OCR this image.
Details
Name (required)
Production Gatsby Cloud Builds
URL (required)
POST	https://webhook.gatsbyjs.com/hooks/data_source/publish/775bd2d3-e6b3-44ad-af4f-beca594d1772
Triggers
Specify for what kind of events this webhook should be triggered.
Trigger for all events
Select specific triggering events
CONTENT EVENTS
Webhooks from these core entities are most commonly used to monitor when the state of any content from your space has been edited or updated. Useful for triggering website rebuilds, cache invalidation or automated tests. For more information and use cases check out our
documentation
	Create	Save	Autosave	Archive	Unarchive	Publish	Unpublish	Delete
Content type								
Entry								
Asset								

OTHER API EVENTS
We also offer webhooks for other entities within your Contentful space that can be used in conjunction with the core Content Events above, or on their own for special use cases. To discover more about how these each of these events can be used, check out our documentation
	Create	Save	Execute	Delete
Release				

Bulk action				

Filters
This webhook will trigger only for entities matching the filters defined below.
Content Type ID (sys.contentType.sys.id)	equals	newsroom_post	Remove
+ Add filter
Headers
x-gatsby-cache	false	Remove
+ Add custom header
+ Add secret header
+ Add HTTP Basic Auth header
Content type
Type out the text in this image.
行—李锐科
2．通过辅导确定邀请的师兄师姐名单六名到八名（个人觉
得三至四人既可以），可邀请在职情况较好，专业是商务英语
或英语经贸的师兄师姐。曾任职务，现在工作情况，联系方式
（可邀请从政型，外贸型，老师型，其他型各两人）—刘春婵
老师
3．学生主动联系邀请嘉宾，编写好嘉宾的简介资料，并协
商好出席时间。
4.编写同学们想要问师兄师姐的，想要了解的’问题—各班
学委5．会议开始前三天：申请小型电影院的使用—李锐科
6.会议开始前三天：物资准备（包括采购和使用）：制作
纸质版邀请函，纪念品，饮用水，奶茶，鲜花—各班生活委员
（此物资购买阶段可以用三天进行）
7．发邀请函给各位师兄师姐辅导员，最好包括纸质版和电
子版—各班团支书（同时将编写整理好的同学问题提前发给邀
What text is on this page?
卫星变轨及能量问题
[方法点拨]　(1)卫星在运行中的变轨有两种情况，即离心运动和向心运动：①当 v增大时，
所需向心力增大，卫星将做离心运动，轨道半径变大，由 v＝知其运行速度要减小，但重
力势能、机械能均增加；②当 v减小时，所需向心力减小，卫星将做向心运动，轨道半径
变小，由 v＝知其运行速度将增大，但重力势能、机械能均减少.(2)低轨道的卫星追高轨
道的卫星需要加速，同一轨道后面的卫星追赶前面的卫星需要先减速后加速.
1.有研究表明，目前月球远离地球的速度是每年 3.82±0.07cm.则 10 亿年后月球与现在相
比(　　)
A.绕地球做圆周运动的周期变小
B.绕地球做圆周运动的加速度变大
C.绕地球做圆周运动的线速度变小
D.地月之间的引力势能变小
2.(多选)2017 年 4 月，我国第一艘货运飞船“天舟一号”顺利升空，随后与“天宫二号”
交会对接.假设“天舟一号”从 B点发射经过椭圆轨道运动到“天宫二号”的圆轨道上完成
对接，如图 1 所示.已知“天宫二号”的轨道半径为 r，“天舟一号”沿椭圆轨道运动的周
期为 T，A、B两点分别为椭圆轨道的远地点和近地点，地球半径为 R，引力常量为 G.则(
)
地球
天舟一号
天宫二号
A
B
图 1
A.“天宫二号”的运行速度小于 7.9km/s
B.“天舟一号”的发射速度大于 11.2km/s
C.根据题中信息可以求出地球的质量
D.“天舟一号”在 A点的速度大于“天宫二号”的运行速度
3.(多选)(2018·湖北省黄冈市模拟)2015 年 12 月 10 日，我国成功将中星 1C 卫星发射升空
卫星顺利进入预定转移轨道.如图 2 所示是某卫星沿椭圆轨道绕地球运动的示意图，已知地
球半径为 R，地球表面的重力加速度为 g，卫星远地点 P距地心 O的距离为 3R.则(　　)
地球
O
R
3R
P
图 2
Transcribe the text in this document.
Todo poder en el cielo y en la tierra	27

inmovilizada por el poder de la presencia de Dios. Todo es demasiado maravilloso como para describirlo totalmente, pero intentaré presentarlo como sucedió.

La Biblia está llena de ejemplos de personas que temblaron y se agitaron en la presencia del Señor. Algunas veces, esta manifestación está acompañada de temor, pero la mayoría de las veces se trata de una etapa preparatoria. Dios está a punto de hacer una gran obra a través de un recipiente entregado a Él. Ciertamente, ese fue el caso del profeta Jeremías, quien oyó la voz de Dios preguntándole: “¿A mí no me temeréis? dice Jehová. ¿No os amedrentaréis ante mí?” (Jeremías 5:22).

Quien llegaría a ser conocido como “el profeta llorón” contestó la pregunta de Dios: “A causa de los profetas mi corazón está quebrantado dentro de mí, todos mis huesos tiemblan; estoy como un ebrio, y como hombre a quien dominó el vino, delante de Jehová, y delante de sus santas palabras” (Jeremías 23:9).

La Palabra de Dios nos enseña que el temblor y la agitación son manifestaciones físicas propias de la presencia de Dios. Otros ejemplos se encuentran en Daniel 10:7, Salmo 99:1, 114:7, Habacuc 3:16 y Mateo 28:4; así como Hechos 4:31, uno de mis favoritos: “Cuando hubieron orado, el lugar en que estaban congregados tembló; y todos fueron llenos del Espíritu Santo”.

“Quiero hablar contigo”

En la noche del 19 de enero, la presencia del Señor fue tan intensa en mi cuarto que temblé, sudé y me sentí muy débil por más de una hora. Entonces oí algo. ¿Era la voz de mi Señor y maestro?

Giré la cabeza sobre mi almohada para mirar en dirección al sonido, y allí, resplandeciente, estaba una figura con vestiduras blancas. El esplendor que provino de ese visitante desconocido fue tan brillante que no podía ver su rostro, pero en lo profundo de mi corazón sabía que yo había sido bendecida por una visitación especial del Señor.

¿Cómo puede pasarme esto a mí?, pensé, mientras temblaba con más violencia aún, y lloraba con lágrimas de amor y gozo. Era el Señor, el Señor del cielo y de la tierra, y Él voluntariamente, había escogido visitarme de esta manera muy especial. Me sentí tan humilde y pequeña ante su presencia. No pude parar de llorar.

• [EXERCISE REQUIREMENTS]:
Write out all the data again, exactly as it appears.

• [SOLUTION]:
OCR this image.
Details
Name (required)
Production Gatsby Cloud Builds
URL (required)
POST	https://webhook.gatsbyjs.com/hooks/data_source/publish/775bd2d3-e6b3-44ad-af4f-beca594d1772
Triggers
Specify for what kind of events this webhook should be triggered.
Trigger for all events
Select specific triggering events
CONTENT EVENTS
Webhooks from these core entities are most commonly used to monitor when the state of any content from your space has been edited or updated. Useful for triggering website rebuilds, cache invalidation or automated tests. For more information and use cases check out our
documentation
	Create	Save	Autosave	Archive	Unarchive	Publish	Unpublish	Delete
Content type								
Entry								
Asset								

OTHER API EVENTS
We also offer webhooks for other entities within your Contentful space that can be used in conjunction with the core Content Events above, or on their own for special use cases. To discover more about how these each of these events can be used, check out our documentation
	Create	Save	Execute	Delete
Release				

Bulk action				

Filters
This webhook will trigger only for entities matching the filters defined below.
Content Type ID (sys.contentType.sys.id)	equals	newsroom_post	Remove
+ Add filter
Headers
x-gatsby-cache	false	Remove
+ Add custom header
+ Add secret header
+ Add HTTP Basic Auth header
Content type
Type out the text in this image.
行—李锐科
2．通过辅导确定邀请的师兄师姐名单六名到八名（个人觉
得三至四人既可以），可邀请在职情况较好，专业是商务英语
或英语经贸的师兄师姐。曾任职务，现在工作情况，联系方式
（可邀请从政型，外贸型，老师型，其他型各两人）—刘春婵
老师
3．学生主动联系邀请嘉宾，编写好嘉宾的简介资料，并协
商好出席时间。
4.编写同学们想要问师兄师姐的，想要了解的’问题—各班
学委5．会议开始前三天：申请小型电影院的使用—李锐科
6.会议开始前三天：物资准备（包括采购和使用）：制作
纸质版邀请函，纪念品，饮用水，奶茶，鲜花—各班生活委员
（此物资购买阶段可以用三天进行）
7．发邀请函给各位师兄师姐辅导员，最好包括纸质版和电
子版—各班团支书（同时将编写整理好的同学问题提前发给邀
What text is on this page?
卫星变轨及能量问题
[方法点拨]　(1)卫星在运行中的变轨有两种情况，即离心运动和向心运动：①当 v增大时，
所需向心力增大，卫星将做离心运动，轨道半径变大，由 v＝知其运行速度要减小，但重
力势能、机械能均增加；②当 v减小时，所需向心力减小，卫星将做向心运动，轨道半径
变小，由 v＝知其运行速度将增大，但重力势能、机械能均减少.(2)低轨道的卫星追高轨
道的卫星需要加速，同一轨道后面的卫星追赶前面的卫星需要先减速后加速.
1.有研究表明，目前月球远离地球的速度是每年 3.82±0.07cm.则 10 亿年后月球与现在相
比(　　)
A.绕地球做圆周运动的周期变小
B.绕地球做圆周运动的加速度变大
C.绕地球做圆周运动的线速度变小
D.地月之间的引力势能变小
2.(多选)2017 年 4 月，我国第一艘货运飞船“天舟一号”顺利升空，随后与“天宫二号”
交会对接.假设“天舟一号”从 B点发射经过椭圆轨道运动到“天宫二号”的圆轨道上完成
对接，如图 1 所示.已知“天宫二号”的轨道半径为 r，“天舟一号”沿椭圆轨道运动的周
期为 T，A、B两点分别为椭圆轨道的远地点和近地点，地球半径为 R，引力常量为 G.则(
)
地球
天舟一号
天宫二号
A
B
图 1
A.“天宫二号”的运行速度小于 7.9km/s
B.“天舟一号”的发射速度大于 11.2km/s
C.根据题中信息可以求出地球的质量
D.“天舟一号”在 A点的速度大于“天宫二号”的运行速度
3.(多选)(2018·湖北省黄冈市模拟)2015 年 12 月 10 日，我国成功将中星 1C 卫星发射升空
卫星顺利进入预定转移轨道.如图 2 所示是某卫星沿椭圆轨道绕地球运动的示意图，已知地
球半径为 R，地球表面的重力加速度为 g，卫星远地点 P距地心 O的距离为 3R.则(　　)
地球
O
R
3R
P
图 2
Transcribe the text in this document.
Todo poder en el cielo y en la tierra	27

inmovilizada por el poder de la presencia de Dios. Todo es demasiado maravilloso como para describirlo totalmente, pero intentaré presentarlo como sucedió.

La Biblia está llena de ejemplos de personas que temblaron y se agitaron en la presencia del Señor. Algunas veces, esta manifestación está acompañada de temor, pero la mayoría de las veces se trata de una etapa preparatoria. Dios está a punto de hacer una gran obra a través de un recipiente entregado a Él. Ciertamente, ese fue el caso del profeta Jeremías, quien oyó la voz de Dios preguntándole: “¿A mí no me temeréis? dice Jehová. ¿No os amedrentaréis ante mí?” (Jeremías 5:22).

Quien llegaría a ser conocido como “el profeta llorón” contestó la pregunta de Dios: “A causa de los profetas mi corazón está quebrantado dentro de mí, todos mis huesos tiemblan; estoy como un ebrio, y como hombre a quien dominó el vino, delante de Jehová, y delante de sus santas palabras” (Jeremías 23:9).

La Palabra de Dios nos enseña que el temblor y la agitación son manifestaciones físicas propias de la presencia de Dios. Otros ejemplos se encuentran en Daniel 10:7, Salmo 99:1, 114:7, Habacuc 3:16 y Mateo 28:4; así como Hechos 4:31, uno de mis favoritos: “Cuando hubieron orado, el lugar en que estaban congregados tembló; y todos fueron llenos del Espíritu Santo”.

“Quiero hablar contigo”

En la noche del 19 de enero, la presencia del Señor fue tan intensa en mi cuarto que temblé, sudé y me sentí muy débil por más de una hora. Entonces oí algo. ¿Era la voz de mi Señor y maestro?

Giré la cabeza sobre mi almohada para mirar en dirección al sonido, y allí, resplandeciente, estaba una figura con vestiduras blancas. El esplendor que provino de ese visitante desconocido fue tan brillante que no podía ver su rostro, pero en lo profundo de mi corazón sabía que yo había sido bendecida por una visitación especial del Señor.

¿Cómo puede pasarme esto a mí?, pensé, mientras temblaba con más violencia aún, y lloraba con lágrimas de amor y gozo. Era el Señor, el Señor del cielo y de la tierra, y Él voluntariamente, había escogido visitarme de esta manera muy especial. Me sentí tan humilde y pequeña ante su presencia. No pude parar de llorar.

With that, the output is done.